▸ **RECORDS FOR THE TASK**
========

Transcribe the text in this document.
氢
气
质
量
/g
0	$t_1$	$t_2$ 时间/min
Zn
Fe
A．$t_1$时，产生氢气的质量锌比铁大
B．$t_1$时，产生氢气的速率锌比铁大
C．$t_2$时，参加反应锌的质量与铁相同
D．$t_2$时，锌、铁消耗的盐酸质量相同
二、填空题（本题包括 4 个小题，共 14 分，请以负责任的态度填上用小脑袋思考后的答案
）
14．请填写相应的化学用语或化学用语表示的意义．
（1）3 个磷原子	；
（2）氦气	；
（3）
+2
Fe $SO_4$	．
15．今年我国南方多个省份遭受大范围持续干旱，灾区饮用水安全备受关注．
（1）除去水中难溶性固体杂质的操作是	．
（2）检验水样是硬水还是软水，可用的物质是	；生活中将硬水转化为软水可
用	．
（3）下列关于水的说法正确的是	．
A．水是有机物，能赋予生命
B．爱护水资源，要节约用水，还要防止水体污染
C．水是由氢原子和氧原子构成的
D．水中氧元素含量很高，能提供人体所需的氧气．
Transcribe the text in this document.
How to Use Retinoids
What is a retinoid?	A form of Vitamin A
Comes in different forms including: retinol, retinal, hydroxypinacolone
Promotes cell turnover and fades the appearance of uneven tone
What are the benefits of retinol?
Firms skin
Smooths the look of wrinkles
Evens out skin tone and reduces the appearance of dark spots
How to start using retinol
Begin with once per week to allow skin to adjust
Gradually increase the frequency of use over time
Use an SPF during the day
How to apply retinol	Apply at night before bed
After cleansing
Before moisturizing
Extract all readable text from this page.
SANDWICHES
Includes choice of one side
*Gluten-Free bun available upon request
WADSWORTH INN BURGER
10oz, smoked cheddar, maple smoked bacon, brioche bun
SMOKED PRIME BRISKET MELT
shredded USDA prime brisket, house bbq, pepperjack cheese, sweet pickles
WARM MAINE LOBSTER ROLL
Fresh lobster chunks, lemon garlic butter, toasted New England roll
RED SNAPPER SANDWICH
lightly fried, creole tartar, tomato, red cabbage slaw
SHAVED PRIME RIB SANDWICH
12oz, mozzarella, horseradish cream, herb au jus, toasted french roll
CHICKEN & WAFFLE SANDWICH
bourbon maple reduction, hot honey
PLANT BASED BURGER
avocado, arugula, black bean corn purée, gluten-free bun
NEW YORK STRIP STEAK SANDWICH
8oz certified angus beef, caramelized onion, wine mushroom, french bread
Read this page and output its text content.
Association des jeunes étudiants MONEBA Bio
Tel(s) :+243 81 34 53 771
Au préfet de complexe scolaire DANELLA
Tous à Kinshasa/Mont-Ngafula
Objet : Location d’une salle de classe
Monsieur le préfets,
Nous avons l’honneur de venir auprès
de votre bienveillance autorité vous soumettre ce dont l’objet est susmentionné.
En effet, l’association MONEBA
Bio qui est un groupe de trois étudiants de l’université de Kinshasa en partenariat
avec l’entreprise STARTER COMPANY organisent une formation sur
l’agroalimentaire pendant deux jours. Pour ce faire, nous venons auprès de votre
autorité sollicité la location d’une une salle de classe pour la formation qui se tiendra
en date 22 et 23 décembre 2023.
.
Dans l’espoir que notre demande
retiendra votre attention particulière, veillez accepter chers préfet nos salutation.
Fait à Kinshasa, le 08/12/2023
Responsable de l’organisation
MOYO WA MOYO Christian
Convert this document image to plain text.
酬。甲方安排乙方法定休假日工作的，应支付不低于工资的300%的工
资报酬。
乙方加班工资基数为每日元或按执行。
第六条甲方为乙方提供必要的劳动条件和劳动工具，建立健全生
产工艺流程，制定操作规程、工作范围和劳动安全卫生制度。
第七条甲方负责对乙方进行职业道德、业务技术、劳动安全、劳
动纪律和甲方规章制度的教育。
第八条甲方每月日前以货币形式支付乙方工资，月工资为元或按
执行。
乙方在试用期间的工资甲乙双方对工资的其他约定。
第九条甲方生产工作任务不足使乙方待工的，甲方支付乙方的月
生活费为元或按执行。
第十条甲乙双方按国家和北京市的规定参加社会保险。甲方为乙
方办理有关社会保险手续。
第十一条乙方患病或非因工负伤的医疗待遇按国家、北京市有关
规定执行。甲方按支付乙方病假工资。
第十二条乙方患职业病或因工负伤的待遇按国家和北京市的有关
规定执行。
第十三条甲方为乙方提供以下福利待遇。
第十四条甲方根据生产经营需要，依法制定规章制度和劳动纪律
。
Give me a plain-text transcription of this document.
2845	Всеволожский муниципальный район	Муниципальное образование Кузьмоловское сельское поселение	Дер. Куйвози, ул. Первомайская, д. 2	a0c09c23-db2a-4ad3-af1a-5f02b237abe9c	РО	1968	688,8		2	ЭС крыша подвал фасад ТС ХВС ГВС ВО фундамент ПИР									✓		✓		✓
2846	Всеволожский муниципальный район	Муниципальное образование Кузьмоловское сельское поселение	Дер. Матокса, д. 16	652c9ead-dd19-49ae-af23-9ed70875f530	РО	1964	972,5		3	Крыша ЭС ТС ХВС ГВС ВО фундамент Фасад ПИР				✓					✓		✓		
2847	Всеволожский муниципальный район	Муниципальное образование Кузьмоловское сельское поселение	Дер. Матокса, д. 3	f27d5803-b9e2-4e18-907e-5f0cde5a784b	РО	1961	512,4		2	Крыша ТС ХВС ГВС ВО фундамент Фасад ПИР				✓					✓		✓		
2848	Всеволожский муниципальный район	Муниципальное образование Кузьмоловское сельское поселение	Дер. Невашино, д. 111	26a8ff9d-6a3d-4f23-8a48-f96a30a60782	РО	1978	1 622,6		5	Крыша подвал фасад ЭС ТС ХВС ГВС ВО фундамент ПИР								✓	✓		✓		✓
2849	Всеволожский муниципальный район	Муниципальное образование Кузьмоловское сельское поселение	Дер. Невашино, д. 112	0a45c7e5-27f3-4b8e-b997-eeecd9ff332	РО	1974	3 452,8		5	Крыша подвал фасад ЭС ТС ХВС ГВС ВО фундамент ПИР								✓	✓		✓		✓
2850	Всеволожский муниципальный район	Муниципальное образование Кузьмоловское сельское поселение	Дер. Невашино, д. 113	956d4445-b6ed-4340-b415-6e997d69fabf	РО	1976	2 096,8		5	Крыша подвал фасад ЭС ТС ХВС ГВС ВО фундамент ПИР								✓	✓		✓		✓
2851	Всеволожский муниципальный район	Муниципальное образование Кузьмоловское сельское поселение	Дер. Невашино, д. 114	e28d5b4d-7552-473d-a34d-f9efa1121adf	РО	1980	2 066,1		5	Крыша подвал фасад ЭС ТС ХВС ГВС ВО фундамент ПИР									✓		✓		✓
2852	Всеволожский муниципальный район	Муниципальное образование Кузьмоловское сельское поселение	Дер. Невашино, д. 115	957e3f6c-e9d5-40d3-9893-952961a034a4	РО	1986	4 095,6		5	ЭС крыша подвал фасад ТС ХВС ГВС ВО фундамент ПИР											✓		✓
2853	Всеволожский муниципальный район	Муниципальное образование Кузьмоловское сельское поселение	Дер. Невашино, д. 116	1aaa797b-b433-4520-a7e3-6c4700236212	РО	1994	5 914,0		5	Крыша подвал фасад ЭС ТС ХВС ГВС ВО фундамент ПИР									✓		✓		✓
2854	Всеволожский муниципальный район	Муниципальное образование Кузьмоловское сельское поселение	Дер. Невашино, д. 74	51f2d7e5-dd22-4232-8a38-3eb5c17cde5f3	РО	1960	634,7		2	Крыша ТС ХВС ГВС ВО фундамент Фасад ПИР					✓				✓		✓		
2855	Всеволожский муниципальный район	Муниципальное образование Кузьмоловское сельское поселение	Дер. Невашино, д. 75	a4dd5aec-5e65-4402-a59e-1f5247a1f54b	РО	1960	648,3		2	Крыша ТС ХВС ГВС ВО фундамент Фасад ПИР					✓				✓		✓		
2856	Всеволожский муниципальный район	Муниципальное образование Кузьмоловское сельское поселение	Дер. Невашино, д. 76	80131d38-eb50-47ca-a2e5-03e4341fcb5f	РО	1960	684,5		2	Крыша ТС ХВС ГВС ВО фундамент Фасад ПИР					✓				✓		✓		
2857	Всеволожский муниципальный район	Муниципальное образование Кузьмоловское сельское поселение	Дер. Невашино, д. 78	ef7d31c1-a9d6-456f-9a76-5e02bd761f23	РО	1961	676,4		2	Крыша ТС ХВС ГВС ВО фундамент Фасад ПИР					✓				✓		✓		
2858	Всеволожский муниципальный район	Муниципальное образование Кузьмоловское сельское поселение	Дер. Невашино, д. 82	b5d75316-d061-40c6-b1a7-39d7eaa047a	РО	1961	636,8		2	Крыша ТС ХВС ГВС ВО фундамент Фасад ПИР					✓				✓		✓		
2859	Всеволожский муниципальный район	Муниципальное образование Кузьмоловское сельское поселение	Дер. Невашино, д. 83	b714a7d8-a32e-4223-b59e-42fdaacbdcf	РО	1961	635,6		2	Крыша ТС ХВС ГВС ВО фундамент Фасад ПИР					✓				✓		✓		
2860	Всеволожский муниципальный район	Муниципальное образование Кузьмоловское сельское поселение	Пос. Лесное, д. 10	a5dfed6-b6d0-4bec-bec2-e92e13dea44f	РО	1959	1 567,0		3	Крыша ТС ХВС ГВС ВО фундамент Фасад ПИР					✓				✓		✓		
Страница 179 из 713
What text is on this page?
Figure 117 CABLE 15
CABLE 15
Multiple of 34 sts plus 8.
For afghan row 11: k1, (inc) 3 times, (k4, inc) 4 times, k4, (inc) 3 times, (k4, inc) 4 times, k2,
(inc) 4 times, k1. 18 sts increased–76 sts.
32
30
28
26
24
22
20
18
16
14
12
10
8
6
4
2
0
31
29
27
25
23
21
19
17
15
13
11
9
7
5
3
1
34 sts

========

▸ **EXERCISE INSTRUCTIONS**
Only a number is wanted: how many lines contain "Матокса"?

▸ **TASK OUTPUT**
2